> _EXERCISE TASK_
Where a line of the listing below includes the word "JSON", reproduce that line.

> _DATA SHOWN_
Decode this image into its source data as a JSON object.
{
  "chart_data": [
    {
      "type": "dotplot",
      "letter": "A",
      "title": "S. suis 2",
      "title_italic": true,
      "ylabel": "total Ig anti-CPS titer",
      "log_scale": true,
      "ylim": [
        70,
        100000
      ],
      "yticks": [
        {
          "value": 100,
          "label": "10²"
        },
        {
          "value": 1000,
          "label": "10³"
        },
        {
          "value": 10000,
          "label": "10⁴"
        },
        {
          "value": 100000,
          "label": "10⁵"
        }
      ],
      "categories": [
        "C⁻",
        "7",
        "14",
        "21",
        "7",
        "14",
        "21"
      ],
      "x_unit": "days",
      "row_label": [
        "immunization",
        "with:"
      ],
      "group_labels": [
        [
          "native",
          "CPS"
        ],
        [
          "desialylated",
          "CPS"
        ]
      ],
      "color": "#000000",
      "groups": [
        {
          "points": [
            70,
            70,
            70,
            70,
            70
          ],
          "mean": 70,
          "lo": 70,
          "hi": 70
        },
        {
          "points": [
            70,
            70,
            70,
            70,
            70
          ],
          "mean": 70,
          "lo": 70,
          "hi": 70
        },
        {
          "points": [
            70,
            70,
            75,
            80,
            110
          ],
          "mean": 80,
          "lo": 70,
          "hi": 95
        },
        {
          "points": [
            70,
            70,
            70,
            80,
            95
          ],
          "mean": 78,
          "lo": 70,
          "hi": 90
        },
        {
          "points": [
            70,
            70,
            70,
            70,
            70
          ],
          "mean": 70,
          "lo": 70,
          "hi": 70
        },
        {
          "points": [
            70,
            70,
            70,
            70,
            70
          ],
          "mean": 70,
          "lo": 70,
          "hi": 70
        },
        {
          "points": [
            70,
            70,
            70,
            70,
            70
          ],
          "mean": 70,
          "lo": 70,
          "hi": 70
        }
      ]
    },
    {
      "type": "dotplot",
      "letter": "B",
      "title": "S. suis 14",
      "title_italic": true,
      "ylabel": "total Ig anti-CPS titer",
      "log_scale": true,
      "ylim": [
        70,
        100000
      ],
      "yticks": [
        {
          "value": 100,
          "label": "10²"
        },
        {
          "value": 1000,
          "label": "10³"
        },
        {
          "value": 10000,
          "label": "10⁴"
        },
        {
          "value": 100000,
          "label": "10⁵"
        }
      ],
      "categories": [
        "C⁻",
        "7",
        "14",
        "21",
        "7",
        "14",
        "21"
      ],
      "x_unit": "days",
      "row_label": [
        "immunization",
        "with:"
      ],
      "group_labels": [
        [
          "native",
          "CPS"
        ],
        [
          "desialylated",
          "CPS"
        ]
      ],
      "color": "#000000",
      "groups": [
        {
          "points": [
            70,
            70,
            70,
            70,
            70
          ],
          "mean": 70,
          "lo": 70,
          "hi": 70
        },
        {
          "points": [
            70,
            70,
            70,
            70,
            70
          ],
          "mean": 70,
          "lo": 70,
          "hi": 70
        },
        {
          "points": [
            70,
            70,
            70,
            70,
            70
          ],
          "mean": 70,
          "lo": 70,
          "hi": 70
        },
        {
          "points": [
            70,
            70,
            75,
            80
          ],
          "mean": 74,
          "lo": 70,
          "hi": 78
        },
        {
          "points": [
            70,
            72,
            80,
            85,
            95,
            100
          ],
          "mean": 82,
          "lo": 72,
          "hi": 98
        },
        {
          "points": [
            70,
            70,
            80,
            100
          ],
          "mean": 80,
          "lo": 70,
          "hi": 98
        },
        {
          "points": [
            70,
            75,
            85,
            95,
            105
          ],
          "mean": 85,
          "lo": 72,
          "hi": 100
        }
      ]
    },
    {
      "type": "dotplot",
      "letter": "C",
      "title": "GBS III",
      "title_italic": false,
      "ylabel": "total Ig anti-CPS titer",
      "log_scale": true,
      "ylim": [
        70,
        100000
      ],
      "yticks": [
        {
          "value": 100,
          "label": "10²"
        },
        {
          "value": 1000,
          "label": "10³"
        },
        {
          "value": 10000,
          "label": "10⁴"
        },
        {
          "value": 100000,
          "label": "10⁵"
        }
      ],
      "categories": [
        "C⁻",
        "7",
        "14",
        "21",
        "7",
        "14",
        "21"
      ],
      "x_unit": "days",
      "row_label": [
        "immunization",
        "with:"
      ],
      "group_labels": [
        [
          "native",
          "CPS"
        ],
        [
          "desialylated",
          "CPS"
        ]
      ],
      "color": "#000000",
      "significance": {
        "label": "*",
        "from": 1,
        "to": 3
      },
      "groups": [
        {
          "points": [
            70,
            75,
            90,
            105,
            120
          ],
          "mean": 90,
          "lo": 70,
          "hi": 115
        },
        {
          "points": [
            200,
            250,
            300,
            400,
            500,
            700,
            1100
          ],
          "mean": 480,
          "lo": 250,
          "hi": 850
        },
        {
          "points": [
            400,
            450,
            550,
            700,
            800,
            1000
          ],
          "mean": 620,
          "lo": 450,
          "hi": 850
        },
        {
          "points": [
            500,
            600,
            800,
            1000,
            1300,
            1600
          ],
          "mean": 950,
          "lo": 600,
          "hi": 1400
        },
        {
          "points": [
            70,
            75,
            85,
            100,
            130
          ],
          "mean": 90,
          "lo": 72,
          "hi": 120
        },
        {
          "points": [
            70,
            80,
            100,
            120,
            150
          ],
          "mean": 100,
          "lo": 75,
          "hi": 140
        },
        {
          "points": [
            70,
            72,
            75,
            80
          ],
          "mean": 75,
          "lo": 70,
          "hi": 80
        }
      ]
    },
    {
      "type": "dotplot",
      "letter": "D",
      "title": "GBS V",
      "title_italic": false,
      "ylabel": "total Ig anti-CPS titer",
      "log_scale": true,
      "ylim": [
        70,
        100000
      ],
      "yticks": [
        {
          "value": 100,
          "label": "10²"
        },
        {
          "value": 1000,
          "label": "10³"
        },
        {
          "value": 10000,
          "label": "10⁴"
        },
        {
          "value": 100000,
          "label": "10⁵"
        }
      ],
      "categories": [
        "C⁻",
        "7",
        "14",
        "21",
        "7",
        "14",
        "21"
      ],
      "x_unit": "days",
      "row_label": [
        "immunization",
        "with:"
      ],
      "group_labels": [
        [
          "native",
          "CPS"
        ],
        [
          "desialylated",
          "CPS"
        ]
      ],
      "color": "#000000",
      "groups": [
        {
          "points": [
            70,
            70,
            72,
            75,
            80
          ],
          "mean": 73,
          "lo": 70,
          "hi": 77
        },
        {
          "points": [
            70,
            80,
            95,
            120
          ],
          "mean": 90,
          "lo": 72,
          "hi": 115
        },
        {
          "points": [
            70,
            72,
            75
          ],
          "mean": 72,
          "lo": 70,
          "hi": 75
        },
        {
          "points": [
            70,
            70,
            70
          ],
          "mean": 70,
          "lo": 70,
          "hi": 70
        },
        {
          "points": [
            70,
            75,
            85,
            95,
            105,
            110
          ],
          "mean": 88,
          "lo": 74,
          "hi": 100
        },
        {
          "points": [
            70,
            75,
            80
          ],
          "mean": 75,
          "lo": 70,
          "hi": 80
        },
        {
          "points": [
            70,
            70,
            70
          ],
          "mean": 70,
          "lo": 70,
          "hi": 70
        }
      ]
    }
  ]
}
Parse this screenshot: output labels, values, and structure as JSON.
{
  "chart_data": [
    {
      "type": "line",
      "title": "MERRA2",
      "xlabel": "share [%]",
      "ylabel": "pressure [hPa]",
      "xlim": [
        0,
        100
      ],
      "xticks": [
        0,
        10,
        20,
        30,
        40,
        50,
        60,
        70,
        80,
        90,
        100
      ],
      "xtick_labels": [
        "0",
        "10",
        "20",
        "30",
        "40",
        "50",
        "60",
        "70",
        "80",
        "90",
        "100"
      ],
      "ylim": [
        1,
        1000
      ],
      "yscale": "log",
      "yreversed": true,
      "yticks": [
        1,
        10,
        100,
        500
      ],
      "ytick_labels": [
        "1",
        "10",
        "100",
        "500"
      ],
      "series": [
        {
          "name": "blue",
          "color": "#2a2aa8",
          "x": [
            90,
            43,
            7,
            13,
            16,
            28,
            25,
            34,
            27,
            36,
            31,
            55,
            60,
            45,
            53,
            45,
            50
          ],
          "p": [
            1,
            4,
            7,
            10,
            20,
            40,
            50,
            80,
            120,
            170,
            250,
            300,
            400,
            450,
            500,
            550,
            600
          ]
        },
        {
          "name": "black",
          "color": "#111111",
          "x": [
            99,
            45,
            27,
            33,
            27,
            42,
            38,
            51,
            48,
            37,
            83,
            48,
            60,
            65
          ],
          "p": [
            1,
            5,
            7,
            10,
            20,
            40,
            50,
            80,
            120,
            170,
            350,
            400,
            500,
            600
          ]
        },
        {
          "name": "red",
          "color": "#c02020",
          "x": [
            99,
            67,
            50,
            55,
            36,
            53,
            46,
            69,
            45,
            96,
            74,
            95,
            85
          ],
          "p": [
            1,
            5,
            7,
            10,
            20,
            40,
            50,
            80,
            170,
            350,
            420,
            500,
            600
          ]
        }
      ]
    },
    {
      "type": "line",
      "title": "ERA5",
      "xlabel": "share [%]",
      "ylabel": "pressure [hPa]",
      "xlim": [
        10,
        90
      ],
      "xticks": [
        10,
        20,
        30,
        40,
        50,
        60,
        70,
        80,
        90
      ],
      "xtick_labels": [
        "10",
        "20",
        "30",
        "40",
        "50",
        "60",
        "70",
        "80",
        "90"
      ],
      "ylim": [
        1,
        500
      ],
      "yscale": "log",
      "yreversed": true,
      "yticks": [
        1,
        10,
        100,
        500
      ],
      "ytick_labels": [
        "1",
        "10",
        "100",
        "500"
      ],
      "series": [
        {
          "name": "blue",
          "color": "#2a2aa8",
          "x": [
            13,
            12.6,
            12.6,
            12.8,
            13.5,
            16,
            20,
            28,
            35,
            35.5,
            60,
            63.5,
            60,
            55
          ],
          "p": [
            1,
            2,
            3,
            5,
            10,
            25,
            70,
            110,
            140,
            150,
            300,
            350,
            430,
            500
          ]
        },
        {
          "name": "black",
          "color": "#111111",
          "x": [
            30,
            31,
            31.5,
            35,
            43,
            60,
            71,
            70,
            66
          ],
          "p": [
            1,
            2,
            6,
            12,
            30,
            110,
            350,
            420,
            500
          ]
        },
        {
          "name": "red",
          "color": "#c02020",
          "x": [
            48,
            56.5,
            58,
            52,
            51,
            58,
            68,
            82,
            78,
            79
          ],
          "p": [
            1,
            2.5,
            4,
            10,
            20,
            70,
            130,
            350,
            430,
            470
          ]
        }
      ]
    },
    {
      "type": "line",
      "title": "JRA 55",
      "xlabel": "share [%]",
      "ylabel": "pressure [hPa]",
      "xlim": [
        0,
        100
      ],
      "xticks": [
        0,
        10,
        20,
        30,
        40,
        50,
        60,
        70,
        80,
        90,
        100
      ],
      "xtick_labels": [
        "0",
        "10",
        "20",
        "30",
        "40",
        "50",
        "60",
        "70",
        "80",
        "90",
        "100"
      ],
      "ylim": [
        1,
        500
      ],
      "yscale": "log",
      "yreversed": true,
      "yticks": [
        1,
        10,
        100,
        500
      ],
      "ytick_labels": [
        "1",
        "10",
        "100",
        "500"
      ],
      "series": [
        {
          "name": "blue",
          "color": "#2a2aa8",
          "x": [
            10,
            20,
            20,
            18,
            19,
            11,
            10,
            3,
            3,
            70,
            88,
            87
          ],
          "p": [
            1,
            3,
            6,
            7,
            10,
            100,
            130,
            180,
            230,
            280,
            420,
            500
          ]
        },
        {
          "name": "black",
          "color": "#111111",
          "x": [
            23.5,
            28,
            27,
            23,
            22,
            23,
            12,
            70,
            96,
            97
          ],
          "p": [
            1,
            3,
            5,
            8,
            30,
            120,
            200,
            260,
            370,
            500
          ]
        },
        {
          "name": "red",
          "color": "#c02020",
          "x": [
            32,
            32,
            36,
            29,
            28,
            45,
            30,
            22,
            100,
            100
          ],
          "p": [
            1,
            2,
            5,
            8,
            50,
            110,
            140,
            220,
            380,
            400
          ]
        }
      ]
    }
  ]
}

> _RESPONSE_
Decode this image into its source data as a JSON object.
Parse this screenshot: output labels, values, and structure as JSON.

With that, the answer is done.